Reproduce every entry exactly as shown.

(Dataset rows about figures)
++++++++++

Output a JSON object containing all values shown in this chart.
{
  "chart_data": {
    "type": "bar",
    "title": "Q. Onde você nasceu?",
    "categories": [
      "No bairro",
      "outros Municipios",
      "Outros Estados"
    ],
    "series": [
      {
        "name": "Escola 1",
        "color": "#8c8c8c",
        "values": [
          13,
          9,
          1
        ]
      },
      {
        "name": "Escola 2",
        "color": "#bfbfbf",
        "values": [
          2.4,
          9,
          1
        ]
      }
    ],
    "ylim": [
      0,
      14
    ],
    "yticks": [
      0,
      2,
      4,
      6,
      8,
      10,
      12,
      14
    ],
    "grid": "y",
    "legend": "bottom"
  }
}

++++++++++

# Exercise result:
Output a JSON object containing all values shown in this chart.
{
  "chart_data": {
    "type": "bar",
    "title": "Q. Onde você nasceu?",
    "categories": [
      "No bairro",
      "outros Municipios",
      "Outros Estados"
    ],
    "series": [
      {
        "name": "Escola 1",
        "color": "#8c8c8c",
        "values": [
          13,
          9,
          1
        ]
      },
      {
        "name": "Escola 2",
        "color": "#bfbfbf",
        "values": [
          2.4,
          9,
          1
        ]
      }
    ],
    "ylim": [
      0,
      14
    ],
    "yticks": [
      0,
      2,
      4,
      6,
      8,
      10,
      12,
      14
    ],
    "grid": "y",
    "legend": "bottom"
  }
}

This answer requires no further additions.